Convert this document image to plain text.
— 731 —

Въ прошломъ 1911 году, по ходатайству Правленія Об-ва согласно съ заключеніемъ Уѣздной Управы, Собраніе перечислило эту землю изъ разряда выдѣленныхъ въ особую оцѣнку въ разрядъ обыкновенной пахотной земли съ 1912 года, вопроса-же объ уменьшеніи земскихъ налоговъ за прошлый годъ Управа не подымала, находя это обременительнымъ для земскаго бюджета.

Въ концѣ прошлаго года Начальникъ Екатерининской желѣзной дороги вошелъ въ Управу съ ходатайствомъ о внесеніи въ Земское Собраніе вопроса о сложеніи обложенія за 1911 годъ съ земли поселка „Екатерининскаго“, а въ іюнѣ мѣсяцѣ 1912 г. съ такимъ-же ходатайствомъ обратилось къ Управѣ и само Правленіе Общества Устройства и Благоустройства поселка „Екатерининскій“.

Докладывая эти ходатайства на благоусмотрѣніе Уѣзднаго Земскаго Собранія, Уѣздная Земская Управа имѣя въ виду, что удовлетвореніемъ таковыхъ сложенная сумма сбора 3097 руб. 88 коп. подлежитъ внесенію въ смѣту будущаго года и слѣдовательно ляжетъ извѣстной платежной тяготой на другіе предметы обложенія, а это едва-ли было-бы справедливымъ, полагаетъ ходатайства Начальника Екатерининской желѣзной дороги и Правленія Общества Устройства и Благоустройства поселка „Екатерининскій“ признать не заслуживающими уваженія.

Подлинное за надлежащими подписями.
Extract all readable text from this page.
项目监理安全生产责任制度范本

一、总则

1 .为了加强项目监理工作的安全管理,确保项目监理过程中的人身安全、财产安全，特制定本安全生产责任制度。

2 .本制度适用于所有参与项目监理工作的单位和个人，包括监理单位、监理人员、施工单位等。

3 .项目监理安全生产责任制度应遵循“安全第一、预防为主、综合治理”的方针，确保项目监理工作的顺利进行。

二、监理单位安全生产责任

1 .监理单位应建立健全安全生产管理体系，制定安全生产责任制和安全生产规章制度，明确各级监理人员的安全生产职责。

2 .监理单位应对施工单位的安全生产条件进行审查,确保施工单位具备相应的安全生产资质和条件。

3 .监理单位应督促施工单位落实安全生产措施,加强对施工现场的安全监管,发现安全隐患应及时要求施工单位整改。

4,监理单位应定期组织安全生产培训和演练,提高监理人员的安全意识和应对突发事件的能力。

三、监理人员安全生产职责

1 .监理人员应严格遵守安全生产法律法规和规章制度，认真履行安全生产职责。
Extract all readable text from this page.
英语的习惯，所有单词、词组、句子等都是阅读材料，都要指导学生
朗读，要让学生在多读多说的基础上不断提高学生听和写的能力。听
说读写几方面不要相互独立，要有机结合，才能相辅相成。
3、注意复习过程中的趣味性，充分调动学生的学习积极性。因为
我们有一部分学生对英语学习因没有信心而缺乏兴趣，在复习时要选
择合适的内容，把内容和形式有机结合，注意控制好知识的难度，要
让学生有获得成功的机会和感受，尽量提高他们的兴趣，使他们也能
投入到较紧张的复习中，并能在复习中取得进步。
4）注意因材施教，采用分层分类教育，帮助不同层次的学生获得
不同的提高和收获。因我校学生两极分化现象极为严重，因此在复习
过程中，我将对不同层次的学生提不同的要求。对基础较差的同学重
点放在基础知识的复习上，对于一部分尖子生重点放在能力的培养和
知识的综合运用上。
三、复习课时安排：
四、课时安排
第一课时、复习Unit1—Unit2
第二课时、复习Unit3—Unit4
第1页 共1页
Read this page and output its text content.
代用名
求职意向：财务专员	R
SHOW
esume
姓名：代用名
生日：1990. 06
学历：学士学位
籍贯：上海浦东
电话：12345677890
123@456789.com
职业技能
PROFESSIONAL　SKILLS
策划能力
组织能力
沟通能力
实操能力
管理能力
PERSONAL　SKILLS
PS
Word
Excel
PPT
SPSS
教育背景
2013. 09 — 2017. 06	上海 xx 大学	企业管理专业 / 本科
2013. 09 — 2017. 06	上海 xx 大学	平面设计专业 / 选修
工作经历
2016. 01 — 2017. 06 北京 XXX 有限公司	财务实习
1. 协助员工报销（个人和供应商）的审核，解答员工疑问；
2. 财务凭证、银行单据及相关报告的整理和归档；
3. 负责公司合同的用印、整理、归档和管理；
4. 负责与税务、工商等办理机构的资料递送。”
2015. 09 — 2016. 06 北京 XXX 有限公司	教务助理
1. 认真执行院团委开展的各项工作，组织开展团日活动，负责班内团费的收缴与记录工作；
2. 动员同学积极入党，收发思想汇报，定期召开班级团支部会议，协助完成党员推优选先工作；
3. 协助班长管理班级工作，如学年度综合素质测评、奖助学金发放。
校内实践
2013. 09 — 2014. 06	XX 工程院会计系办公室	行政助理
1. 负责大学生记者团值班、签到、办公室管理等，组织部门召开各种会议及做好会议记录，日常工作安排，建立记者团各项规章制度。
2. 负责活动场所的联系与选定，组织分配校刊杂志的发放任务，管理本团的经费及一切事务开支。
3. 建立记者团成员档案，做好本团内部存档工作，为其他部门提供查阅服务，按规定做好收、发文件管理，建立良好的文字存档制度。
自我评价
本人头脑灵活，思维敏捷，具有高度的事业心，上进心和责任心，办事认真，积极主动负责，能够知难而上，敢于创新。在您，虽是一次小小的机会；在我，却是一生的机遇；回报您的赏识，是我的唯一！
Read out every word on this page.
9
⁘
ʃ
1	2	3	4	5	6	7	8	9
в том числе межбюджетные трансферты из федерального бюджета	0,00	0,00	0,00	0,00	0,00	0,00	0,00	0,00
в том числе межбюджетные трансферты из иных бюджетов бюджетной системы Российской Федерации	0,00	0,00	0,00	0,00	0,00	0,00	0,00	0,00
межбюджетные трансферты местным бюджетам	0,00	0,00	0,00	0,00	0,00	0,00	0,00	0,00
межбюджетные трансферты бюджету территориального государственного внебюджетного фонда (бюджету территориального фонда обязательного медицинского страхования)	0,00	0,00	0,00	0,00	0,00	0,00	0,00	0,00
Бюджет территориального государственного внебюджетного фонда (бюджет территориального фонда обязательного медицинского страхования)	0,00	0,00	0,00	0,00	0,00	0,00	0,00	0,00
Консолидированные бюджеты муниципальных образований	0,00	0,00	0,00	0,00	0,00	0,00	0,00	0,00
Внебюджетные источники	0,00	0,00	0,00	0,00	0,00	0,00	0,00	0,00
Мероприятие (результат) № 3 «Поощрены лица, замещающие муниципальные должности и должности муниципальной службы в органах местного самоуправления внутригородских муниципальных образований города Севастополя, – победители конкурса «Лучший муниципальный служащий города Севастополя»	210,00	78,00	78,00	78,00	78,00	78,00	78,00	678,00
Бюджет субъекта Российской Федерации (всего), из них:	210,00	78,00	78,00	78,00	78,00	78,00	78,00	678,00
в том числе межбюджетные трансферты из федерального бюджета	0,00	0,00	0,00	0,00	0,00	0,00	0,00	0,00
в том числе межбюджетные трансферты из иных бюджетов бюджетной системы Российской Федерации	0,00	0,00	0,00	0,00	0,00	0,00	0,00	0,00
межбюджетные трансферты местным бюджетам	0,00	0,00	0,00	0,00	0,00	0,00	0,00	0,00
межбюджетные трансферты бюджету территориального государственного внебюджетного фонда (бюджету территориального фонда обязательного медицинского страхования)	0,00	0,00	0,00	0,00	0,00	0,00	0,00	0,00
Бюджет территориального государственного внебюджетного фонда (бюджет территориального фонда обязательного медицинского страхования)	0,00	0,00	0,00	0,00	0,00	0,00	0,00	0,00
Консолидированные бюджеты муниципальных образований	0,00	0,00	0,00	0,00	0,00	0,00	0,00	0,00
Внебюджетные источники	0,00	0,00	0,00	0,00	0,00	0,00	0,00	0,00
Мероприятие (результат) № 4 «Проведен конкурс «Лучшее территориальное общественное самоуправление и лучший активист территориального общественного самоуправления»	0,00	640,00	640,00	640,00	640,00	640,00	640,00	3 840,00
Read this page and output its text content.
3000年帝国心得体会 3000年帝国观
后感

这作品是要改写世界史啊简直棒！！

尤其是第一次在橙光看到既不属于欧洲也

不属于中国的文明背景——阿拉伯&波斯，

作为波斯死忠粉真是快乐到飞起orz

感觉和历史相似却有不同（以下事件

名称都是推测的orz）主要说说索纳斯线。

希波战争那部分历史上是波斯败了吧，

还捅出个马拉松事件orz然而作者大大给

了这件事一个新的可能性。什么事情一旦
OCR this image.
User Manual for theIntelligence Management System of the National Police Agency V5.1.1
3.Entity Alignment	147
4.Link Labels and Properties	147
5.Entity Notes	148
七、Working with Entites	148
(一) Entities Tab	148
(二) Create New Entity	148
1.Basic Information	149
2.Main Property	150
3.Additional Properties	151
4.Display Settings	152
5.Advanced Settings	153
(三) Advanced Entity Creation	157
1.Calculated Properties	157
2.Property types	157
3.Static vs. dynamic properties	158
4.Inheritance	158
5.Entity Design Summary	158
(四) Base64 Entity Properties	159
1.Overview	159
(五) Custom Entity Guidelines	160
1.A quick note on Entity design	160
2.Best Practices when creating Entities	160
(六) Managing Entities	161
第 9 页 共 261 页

* **Given exercise**: Find each line in the records holding the string "Благоустройства" and show it.

* **Task result**:
Въ концѣ прошлаго года Начальникъ Екатерининской желѣзной дороги вошелъ въ Управу съ ходатайствомъ о внесеніи въ Земское Собраніе вопроса о сложеніи обложенія за 1911 годъ съ земли поселка „Екатерининскаго“, а въ іюнѣ мѣсяцѣ 1912 г. съ такимъ-же ходатайствомъ обратилось къ Управѣ и само Правленіе Общества Устройства и Благоустройства поселка „Екатерининскій“.
Докладывая эти ходатайства на благоусмотрѣніе Уѣзднаго Земскаго Собранія, Уѣздная Земская Управа имѣя въ виду, что удовлетвореніемъ таковыхъ сложенная сумма сбора 3097 руб. 88 коп. подлежитъ внесенію въ смѣту будущаго года и слѣдовательно ляжетъ извѣстной платежной тяготой на другіе предметы обложенія, а это едва-ли было-бы справедливымъ, полагаетъ ходатайства Начальника Екатерининской желѣзной дороги и Правленія Общества Устройства и Благоустройства поселка „Екатерининскій“ признать не заслуживающими уваженія.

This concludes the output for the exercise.